* _The problem_: Answer with a number only: how many lines of the data contain "èvènements"?

[Records from a dataset]

##############################

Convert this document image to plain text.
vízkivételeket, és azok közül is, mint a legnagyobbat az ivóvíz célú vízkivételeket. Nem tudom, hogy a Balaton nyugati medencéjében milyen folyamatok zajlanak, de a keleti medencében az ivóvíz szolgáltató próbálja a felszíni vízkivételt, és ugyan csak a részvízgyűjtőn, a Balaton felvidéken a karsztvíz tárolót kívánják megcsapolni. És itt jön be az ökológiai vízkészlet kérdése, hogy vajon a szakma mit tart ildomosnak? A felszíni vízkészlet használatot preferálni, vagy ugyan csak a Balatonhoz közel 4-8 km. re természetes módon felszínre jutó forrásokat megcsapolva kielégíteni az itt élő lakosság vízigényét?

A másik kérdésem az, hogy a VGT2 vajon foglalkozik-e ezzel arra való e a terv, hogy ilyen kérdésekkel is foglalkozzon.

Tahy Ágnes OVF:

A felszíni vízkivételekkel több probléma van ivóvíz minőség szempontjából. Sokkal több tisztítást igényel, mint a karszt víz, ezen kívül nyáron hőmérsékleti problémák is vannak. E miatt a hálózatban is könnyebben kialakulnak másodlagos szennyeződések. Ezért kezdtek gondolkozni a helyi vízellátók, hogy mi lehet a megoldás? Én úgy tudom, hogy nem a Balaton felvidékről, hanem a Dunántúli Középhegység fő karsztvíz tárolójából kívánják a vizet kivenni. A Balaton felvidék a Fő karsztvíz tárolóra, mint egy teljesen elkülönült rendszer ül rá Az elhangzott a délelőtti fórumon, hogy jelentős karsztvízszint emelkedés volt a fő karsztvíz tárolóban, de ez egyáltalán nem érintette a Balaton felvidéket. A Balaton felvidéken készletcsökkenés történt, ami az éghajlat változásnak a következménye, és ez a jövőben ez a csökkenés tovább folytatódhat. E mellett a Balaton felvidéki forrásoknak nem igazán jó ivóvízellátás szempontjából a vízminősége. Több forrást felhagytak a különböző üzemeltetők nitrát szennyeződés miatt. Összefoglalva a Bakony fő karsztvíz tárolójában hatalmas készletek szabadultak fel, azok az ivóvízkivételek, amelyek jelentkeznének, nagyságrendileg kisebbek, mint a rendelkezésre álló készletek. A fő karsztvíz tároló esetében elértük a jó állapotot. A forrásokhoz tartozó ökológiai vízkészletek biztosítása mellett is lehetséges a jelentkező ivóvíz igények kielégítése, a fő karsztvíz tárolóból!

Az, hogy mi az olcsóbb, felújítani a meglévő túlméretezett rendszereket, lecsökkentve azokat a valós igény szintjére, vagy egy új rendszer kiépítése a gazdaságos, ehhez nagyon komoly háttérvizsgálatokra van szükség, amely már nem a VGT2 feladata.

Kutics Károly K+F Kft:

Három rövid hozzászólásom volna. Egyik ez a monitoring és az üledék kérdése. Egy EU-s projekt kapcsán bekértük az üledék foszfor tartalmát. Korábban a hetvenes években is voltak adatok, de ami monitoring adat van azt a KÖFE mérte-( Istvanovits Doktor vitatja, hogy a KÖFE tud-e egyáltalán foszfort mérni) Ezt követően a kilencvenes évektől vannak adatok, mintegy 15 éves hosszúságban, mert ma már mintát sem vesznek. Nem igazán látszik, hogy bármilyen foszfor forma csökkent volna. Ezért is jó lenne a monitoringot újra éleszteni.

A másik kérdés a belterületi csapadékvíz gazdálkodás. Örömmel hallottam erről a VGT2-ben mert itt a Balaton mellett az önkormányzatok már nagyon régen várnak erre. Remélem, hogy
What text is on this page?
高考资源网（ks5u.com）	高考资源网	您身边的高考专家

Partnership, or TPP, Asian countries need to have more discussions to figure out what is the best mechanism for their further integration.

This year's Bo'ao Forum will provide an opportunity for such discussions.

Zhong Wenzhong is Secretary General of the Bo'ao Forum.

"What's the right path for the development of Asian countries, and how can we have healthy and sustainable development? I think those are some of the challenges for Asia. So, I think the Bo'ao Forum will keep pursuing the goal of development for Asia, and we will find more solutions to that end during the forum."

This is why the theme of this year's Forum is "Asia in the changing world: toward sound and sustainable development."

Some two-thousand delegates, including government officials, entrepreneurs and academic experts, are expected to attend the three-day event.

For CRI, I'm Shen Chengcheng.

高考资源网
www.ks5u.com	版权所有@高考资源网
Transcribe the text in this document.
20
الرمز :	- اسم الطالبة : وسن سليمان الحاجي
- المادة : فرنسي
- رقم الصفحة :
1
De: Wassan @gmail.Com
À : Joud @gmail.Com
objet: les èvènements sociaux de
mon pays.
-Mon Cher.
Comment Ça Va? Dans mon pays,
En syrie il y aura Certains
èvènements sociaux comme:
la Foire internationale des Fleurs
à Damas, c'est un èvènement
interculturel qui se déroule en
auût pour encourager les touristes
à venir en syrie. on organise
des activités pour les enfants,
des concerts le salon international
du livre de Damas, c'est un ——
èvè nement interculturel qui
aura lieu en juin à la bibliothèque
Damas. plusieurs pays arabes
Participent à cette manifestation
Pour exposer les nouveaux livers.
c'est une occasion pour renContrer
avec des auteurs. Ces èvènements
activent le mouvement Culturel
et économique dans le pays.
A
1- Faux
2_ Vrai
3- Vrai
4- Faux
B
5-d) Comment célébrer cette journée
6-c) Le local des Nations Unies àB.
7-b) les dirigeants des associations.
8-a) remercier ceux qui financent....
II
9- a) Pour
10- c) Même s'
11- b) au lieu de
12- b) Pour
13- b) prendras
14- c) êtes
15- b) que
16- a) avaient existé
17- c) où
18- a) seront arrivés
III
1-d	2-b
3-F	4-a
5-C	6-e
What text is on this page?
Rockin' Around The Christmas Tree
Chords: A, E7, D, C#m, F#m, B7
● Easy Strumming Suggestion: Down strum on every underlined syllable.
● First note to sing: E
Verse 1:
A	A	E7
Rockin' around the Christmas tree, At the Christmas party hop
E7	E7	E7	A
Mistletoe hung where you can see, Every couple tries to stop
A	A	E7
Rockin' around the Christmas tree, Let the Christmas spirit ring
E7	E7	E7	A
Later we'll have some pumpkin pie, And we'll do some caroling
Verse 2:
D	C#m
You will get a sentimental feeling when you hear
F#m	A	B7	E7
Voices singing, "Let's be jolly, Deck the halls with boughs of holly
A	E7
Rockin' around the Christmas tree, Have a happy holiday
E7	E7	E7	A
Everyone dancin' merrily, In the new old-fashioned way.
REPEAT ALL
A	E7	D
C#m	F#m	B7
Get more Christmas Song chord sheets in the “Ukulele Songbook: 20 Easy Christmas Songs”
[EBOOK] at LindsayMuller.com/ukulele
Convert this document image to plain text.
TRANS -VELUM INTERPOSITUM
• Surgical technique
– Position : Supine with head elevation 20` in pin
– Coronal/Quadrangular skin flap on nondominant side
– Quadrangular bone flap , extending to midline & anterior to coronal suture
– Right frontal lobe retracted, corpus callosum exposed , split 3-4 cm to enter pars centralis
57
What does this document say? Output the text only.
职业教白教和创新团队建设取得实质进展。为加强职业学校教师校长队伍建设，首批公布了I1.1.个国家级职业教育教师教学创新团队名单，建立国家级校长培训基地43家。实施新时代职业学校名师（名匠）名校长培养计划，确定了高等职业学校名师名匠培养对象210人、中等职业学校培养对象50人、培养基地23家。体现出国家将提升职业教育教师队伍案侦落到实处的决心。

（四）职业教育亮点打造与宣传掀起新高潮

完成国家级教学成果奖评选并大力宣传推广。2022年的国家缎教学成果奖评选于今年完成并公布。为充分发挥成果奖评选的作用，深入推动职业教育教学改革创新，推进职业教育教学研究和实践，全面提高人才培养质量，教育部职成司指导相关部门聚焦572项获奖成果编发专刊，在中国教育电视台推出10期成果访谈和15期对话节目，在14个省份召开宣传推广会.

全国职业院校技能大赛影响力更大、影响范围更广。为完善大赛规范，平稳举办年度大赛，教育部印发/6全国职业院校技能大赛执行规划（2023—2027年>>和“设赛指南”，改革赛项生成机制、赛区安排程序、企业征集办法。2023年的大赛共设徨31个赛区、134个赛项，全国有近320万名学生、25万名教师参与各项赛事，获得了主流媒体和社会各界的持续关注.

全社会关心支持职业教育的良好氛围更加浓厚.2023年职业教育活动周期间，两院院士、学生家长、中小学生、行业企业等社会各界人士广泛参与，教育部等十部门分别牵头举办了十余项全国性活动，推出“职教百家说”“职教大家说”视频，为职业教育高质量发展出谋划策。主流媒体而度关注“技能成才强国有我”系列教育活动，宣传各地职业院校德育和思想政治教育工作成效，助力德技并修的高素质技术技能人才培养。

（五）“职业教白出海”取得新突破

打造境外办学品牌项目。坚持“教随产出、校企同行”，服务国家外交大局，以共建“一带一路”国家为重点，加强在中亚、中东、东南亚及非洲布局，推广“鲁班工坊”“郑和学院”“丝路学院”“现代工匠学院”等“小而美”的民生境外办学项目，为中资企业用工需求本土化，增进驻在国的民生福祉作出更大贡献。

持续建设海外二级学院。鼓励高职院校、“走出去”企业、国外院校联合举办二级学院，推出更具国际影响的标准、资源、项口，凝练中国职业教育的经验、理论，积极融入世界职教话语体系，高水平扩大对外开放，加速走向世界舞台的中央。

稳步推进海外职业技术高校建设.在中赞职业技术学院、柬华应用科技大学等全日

##############################

* _Written response_: 3